Stated task: For the entries below, how many lines include the word "page"? Give the figure and nothing more.

## START Stored records

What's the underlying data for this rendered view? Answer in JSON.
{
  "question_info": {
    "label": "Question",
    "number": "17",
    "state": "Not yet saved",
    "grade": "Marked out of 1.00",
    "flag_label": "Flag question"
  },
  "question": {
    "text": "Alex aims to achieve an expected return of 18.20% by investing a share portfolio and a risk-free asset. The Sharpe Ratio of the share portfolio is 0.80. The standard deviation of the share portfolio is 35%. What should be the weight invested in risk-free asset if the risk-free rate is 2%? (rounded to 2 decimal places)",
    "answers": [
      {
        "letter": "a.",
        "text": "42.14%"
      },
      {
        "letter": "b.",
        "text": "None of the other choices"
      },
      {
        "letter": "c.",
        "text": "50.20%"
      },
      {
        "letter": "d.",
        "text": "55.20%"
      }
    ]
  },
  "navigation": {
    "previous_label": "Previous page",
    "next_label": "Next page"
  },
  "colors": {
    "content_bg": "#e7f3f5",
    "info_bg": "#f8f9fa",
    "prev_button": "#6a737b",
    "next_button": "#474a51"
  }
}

## END Stored records

Reply: 2